--- START Given records ---

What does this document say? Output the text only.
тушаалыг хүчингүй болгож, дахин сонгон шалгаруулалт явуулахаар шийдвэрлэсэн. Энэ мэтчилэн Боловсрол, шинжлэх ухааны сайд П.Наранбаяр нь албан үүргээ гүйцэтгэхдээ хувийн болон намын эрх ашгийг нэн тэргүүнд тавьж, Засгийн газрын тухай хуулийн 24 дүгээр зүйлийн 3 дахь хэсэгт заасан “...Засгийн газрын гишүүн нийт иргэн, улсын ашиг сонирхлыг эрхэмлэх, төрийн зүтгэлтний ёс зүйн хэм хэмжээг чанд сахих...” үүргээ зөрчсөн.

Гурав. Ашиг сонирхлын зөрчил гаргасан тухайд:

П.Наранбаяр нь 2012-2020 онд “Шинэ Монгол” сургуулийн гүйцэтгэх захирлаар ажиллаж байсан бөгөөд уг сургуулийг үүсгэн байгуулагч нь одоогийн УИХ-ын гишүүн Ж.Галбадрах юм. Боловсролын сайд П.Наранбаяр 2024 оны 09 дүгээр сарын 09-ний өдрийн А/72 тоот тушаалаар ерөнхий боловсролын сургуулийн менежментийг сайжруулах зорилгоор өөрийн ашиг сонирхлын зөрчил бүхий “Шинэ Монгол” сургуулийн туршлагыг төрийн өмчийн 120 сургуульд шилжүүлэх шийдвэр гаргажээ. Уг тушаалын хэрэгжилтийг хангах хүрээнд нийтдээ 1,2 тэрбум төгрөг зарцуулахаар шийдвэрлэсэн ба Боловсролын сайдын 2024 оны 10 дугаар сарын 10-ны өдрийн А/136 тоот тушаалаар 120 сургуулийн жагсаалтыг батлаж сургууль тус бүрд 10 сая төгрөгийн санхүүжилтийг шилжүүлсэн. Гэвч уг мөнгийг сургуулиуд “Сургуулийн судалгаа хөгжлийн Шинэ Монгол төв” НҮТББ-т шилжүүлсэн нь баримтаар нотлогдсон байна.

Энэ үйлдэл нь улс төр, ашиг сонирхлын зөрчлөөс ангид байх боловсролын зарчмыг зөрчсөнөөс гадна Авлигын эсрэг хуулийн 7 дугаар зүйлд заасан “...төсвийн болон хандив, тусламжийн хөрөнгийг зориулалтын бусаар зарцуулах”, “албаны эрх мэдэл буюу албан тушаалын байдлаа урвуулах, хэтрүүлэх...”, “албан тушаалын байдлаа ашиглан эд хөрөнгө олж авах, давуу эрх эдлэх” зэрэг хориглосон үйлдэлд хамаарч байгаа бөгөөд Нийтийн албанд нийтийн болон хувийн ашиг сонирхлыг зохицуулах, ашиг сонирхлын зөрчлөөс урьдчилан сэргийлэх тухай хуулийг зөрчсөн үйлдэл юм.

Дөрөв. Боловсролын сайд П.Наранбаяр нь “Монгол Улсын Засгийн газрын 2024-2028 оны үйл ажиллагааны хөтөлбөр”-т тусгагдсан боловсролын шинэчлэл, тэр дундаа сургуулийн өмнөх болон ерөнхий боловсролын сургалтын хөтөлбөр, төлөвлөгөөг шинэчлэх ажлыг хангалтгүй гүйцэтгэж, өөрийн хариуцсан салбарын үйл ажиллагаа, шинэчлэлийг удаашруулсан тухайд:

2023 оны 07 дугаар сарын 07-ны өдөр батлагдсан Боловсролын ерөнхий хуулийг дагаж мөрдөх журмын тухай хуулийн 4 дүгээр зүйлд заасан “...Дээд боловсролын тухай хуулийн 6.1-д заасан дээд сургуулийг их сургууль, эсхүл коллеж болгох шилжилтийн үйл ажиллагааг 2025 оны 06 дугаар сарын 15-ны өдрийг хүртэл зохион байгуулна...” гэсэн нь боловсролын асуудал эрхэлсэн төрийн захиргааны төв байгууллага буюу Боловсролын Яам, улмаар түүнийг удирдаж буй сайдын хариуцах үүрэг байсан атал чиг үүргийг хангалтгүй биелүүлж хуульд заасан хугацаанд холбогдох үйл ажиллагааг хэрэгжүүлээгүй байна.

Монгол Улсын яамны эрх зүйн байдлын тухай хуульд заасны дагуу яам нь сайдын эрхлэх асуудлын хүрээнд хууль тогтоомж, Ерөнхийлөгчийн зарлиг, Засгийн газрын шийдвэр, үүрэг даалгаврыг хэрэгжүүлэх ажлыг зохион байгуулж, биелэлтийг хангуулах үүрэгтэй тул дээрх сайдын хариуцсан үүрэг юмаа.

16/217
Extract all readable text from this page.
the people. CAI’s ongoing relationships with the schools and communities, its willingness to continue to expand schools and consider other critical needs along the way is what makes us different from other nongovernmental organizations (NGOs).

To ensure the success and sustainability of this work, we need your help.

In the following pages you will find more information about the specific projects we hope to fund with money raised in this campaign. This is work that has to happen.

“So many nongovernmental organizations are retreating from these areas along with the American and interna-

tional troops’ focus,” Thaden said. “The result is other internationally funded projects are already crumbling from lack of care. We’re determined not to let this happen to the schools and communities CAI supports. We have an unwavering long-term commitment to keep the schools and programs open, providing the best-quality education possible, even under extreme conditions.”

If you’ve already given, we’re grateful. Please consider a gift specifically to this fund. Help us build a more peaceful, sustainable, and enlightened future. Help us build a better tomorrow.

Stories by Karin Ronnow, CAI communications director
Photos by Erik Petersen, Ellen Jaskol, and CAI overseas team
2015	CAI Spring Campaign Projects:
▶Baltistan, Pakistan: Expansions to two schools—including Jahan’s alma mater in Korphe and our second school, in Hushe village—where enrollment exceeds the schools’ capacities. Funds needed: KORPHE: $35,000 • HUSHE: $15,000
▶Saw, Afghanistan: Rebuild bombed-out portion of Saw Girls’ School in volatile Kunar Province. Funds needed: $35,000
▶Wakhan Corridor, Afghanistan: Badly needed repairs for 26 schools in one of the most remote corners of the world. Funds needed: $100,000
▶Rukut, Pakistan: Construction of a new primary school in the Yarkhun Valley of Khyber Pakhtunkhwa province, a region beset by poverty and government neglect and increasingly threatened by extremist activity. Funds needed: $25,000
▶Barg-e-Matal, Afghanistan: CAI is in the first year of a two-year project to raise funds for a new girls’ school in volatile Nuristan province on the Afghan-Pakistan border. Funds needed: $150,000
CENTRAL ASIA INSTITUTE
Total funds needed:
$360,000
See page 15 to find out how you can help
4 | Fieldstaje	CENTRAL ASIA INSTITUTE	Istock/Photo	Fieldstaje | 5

--- END Given records ---

Exercise objective:
Repeat all of the records above exactly as they appear.

Response below:
What does this document say? Output the text only.
тушаалыг хүчингүй болгож, дахин сонгон шалгаруулалт явуулахаар шийдвэрлэсэн. Энэ мэтчилэн Боловсрол, шинжлэх ухааны сайд П.Наранбаяр нь албан үүргээ гүйцэтгэхдээ хувийн болон намын эрх ашгийг нэн тэргүүнд тавьж, Засгийн газрын тухай хуулийн 24 дүгээр зүйлийн 3 дахь хэсэгт заасан “...Засгийн газрын гишүүн нийт иргэн, улсын ашиг сонирхлыг эрхэмлэх, төрийн зүтгэлтний ёс зүйн хэм хэмжээг чанд сахих...” үүргээ зөрчсөн.

Гурав. Ашиг сонирхлын зөрчил гаргасан тухайд:

П.Наранбаяр нь 2012-2020 онд “Шинэ Монгол” сургуулийн гүйцэтгэх захирлаар ажиллаж байсан бөгөөд уг сургуулийг үүсгэн байгуулагч нь одоогийн УИХ-ын гишүүн Ж.Галбадрах юм. Боловсролын сайд П.Наранбаяр 2024 оны 09 дүгээр сарын 09-ний өдрийн А/72 тоот тушаалаар ерөнхий боловсролын сургуулийн менежментийг сайжруулах зорилгоор өөрийн ашиг сонирхлын зөрчил бүхий “Шинэ Монгол” сургуулийн туршлагыг төрийн өмчийн 120 сургуульд шилжүүлэх шийдвэр гаргажээ. Уг тушаалын хэрэгжилтийг хангах хүрээнд нийтдээ 1,2 тэрбум төгрөг зарцуулахаар шийдвэрлэсэн ба Боловсролын сайдын 2024 оны 10 дугаар сарын 10-ны өдрийн А/136 тоот тушаалаар 120 сургуулийн жагсаалтыг батлаж сургууль тус бүрд 10 сая төгрөгийн санхүүжилтийг шилжүүлсэн. Гэвч уг мөнгийг сургуулиуд “Сургуулийн судалгаа хөгжлийн Шинэ Монгол төв” НҮТББ-т шилжүүлсэн нь баримтаар нотлогдсон байна.

Энэ үйлдэл нь улс төр, ашиг сонирхлын зөрчлөөс ангид байх боловсролын зарчмыг зөрчсөнөөс гадна Авлигын эсрэг хуулийн 7 дугаар зүйлд заасан “...төсвийн болон хандив, тусламжийн хөрөнгийг зориулалтын бусаар зарцуулах”, “албаны эрх мэдэл буюу албан тушаалын байдлаа урвуулах, хэтрүүлэх...”, “албан тушаалын байдлаа ашиглан эд хөрөнгө олж авах, давуу эрх эдлэх” зэрэг хориглосон үйлдэлд хамаарч байгаа бөгөөд Нийтийн албанд нийтийн болон хувийн ашиг сонирхлыг зохицуулах, ашиг сонирхлын зөрчлөөс урьдчилан сэргийлэх тухай хуулийг зөрчсөн үйлдэл юм.

Дөрөв. Боловсролын сайд П.Наранбаяр нь “Монгол Улсын Засгийн газрын 2024-2028 оны үйл ажиллагааны хөтөлбөр”-т тусгагдсан боловсролын шинэчлэл, тэр дундаа сургуулийн өмнөх болон ерөнхий боловсролын сургалтын хөтөлбөр, төлөвлөгөөг шинэчлэх ажлыг хангалтгүй гүйцэтгэж, өөрийн хариуцсан салбарын үйл ажиллагаа, шинэчлэлийг удаашруулсан тухайд:

2023 оны 07 дугаар сарын 07-ны өдөр батлагдсан Боловсролын ерөнхий хуулийг дагаж мөрдөх журмын тухай хуулийн 4 дүгээр зүйлд заасан “...Дээд боловсролын тухай хуулийн 6.1-д заасан дээд сургуулийг их сургууль, эсхүл коллеж болгох шилжилтийн үйл ажиллагааг 2025 оны 06 дугаар сарын 15-ны өдрийг хүртэл зохион байгуулна...” гэсэн нь боловсролын асуудал эрхэлсэн төрийн захиргааны төв байгууллага буюу Боловсролын Яам, улмаар түүнийг удирдаж буй сайдын хариуцах үүрэг байсан атал чиг үүргийг хангалтгүй биелүүлж хуульд заасан хугацаанд холбогдох үйл ажиллагааг хэрэгжүүлээгүй байна.

Монгол Улсын яамны эрх зүйн байдлын тухай хуульд заасны дагуу яам нь сайдын эрхлэх асуудлын хүрээнд хууль тогтоомж, Ерөнхийлөгчийн зарлиг, Засгийн газрын шийдвэр, үүрэг даалгаврыг хэрэгжүүлэх ажлыг зохион байгуулж, биелэлтийг хангуулах үүрэгтэй тул дээрх сайдын хариуцсан үүрэг юмаа.

16/217
Extract all readable text from this page.
the people. CAI’s ongoing relationships with the schools and communities, its willingness to continue to expand schools and consider other critical needs along the way is what makes us different from other nongovernmental organizations (NGOs).

To ensure the success and sustainability of this work, we need your help.

In the following pages you will find more information about the specific projects we hope to fund with money raised in this campaign. This is work that has to happen.

“So many nongovernmental organizations are retreating from these areas along with the American and interna-

tional troops’ focus,” Thaden said. “The result is other internationally funded projects are already crumbling from lack of care. We’re determined not to let this happen to the schools and communities CAI supports. We have an unwavering long-term commitment to keep the schools and programs open, providing the best-quality education possible, even under extreme conditions.”

If you’ve already given, we’re grateful. Please consider a gift specifically to this fund. Help us build a more peaceful, sustainable, and enlightened future. Help us build a better tomorrow.

Stories by Karin Ronnow, CAI communications director
Photos by Erik Petersen, Ellen Jaskol, and CAI overseas team
2015	CAI Spring Campaign Projects:
▶Baltistan, Pakistan: Expansions to two schools—including Jahan’s alma mater in Korphe and our second school, in Hushe village—where enrollment exceeds the schools’ capacities. Funds needed: KORPHE: $35,000 • HUSHE: $15,000
▶Saw, Afghanistan: Rebuild bombed-out portion of Saw Girls’ School in volatile Kunar Province. Funds needed: $35,000
▶Wakhan Corridor, Afghanistan: Badly needed repairs for 26 schools in one of the most remote corners of the world. Funds needed: $100,000
▶Rukut, Pakistan: Construction of a new primary school in the Yarkhun Valley of Khyber Pakhtunkhwa province, a region beset by poverty and government neglect and increasingly threatened by extremist activity. Funds needed: $25,000
▶Barg-e-Matal, Afghanistan: CAI is in the first year of a two-year project to raise funds for a new girls’ school in volatile Nuristan province on the Afghan-Pakistan border. Funds needed: $150,000
CENTRAL ASIA INSTITUTE
Total funds needed:
$360,000
See page 15 to find out how you can help
4 | Fieldstaje	CENTRAL ASIA INSTITUTE	Istock/Photo	Fieldstaje | 5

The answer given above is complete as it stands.